>> Start

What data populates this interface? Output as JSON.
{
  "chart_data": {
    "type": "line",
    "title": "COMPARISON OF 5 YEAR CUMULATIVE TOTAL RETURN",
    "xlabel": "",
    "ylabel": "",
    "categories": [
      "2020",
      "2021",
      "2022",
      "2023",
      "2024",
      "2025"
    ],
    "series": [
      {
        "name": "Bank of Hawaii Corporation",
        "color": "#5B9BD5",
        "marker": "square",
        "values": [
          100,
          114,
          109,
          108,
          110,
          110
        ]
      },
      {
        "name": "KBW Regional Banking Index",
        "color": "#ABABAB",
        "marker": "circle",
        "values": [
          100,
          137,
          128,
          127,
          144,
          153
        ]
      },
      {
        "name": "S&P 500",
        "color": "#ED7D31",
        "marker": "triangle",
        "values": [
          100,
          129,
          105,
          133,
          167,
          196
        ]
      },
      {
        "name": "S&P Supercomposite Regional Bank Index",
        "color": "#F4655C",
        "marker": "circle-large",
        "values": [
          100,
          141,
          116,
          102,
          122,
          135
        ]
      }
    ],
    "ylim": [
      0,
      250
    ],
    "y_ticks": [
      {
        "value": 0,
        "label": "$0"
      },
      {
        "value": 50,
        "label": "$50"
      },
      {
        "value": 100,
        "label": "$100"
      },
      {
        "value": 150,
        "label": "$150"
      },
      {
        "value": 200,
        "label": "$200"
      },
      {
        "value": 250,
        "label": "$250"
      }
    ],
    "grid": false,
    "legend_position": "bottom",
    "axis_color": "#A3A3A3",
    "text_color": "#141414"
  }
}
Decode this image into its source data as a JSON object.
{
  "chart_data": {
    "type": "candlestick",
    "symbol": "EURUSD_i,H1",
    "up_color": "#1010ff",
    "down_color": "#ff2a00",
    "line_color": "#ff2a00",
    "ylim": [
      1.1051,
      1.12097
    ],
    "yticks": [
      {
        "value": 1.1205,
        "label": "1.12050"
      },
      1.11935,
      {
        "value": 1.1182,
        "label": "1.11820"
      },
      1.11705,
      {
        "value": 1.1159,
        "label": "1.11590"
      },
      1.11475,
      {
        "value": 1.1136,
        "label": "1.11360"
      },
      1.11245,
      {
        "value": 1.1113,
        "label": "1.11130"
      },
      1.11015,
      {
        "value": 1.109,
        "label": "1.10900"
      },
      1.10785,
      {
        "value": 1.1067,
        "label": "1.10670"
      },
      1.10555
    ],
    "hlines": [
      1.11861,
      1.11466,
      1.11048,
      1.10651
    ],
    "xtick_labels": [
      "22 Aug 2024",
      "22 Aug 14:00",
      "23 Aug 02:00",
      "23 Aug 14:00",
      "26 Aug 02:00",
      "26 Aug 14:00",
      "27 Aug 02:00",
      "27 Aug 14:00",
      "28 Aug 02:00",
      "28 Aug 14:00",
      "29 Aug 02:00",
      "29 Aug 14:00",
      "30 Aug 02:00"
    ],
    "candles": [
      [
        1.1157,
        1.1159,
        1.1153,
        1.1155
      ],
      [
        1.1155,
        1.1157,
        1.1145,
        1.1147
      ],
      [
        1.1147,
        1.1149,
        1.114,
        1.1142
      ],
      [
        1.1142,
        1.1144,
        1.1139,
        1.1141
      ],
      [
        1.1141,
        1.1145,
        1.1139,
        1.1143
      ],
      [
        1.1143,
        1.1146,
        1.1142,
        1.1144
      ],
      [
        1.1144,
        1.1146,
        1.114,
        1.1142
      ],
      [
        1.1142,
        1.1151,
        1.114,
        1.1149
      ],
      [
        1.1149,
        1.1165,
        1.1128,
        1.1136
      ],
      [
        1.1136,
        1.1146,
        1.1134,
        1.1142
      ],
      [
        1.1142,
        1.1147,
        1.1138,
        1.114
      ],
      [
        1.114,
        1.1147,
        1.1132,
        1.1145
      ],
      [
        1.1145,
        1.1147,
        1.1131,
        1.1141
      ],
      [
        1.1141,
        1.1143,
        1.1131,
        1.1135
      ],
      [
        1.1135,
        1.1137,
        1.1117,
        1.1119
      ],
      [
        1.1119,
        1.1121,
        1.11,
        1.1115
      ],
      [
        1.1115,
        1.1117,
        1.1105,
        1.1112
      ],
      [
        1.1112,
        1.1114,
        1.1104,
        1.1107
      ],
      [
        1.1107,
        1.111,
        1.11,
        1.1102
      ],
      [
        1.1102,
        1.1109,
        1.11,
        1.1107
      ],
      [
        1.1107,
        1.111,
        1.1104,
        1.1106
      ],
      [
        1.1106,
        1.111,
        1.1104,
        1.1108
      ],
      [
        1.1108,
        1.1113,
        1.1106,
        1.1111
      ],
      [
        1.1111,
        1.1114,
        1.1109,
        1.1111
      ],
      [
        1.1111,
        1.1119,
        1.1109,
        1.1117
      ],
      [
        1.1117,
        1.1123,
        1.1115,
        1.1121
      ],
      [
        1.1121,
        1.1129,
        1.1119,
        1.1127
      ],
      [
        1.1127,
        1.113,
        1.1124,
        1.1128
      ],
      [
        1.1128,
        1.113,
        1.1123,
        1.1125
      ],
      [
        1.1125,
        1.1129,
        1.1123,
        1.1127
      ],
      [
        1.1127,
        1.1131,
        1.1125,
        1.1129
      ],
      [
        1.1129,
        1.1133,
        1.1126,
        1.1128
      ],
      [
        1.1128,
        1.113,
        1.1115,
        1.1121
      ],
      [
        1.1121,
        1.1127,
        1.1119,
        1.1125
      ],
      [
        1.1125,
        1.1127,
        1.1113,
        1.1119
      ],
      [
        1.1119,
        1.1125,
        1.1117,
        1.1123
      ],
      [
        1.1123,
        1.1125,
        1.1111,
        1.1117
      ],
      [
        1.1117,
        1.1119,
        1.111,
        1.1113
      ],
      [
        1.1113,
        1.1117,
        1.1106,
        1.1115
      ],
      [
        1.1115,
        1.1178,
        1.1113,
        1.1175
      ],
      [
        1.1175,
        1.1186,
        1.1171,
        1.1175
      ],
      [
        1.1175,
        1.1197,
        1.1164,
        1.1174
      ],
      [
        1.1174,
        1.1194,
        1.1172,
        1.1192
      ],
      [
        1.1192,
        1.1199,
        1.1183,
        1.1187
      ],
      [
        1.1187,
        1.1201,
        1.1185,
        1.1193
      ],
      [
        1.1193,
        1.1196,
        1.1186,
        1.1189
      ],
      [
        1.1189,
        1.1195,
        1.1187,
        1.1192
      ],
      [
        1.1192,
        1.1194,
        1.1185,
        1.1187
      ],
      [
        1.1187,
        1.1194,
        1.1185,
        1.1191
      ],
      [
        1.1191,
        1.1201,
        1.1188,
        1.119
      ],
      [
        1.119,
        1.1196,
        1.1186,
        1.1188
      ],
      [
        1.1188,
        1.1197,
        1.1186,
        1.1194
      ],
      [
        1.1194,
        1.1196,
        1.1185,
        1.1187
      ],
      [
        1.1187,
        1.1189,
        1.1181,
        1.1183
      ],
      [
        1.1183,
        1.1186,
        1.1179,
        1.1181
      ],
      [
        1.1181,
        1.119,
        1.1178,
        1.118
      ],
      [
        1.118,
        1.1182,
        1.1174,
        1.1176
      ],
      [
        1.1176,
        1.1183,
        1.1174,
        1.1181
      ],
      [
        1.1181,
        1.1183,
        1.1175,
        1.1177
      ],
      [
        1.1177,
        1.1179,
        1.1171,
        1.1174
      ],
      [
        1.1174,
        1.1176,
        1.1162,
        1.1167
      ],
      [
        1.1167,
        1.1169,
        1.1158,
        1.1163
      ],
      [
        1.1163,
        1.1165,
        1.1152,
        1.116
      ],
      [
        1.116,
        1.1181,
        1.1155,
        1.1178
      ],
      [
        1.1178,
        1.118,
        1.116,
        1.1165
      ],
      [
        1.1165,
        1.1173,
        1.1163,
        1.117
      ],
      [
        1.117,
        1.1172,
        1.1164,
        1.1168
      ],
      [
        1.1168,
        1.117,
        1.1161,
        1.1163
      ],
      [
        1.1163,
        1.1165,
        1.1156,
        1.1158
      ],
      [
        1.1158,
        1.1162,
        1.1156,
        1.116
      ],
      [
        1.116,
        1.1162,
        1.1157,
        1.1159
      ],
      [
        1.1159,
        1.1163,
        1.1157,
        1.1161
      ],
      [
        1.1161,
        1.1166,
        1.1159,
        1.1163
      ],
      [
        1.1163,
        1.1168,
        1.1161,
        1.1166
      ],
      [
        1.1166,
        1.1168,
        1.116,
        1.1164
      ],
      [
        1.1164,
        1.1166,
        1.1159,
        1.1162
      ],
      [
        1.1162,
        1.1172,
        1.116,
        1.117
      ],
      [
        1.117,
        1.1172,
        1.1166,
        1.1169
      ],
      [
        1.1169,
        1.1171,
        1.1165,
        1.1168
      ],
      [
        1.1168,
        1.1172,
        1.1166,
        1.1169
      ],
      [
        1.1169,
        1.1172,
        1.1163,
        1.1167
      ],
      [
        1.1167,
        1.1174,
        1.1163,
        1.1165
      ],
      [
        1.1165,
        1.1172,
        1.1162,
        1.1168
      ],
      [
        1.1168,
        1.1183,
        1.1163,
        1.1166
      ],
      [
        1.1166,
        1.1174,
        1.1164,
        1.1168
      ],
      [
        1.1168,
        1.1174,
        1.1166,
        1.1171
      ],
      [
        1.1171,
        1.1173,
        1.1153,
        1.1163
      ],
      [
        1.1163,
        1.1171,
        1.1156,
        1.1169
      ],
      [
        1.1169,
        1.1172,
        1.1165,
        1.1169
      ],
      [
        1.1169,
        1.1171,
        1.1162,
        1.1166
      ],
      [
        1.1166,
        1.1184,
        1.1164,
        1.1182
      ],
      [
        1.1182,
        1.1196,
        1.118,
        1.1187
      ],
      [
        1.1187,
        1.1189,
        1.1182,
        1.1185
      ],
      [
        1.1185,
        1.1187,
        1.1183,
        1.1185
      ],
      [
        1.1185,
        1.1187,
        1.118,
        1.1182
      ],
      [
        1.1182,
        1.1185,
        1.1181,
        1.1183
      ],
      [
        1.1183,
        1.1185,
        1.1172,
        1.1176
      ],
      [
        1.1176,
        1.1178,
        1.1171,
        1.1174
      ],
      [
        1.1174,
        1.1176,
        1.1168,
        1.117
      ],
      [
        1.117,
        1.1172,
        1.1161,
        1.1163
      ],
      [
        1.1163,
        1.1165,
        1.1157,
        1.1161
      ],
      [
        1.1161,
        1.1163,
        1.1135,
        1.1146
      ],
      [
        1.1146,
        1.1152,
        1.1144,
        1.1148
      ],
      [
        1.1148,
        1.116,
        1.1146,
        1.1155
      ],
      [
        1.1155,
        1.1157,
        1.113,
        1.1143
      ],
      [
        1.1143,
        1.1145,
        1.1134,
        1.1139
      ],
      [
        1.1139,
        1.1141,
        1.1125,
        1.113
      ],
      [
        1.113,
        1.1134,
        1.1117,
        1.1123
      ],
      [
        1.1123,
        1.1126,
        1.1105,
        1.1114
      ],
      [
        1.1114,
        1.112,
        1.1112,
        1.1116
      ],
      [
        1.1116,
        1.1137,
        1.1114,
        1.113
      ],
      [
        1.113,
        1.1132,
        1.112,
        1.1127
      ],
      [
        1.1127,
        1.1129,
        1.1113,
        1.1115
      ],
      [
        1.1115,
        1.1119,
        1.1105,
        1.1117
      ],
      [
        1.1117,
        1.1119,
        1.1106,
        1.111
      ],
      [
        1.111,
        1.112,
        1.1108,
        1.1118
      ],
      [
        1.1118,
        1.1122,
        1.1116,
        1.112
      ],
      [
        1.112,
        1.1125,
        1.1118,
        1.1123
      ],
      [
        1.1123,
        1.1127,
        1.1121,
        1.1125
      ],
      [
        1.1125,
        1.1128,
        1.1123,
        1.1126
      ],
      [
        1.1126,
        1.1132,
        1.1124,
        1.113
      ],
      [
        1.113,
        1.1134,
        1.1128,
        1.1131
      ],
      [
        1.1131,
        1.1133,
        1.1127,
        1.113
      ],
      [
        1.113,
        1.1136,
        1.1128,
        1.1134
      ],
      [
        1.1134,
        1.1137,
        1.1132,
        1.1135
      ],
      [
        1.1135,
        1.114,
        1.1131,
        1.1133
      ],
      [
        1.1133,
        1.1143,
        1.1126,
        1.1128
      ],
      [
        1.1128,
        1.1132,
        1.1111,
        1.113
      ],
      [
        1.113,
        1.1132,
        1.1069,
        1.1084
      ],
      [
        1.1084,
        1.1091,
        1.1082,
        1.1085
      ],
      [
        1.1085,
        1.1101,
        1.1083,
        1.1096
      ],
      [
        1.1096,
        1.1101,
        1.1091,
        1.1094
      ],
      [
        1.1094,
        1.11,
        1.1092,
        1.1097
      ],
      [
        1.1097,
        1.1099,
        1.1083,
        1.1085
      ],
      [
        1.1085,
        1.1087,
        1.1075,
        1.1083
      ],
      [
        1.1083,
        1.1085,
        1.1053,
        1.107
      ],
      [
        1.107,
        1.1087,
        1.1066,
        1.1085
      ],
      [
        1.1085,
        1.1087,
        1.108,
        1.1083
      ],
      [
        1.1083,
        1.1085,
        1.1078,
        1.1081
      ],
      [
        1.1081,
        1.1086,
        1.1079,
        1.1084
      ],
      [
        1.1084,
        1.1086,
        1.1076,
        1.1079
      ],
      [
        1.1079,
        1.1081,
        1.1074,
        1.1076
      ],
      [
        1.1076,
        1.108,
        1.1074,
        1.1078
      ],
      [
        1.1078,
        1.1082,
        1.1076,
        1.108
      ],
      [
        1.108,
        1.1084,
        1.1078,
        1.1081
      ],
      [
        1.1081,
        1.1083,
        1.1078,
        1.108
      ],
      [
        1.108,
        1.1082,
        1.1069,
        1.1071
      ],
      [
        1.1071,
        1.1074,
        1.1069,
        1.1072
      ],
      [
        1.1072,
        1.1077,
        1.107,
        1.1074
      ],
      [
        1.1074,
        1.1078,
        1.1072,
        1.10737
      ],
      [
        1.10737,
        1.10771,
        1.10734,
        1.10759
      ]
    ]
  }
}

>> End

▶ _Goal of the exercise_
Where a line of the material above holds the string "marker", copy that line.

▶ _Task response_
        "marker": "square",
        "marker": "circle",
        "marker": "triangle",
        "marker": "circle-large",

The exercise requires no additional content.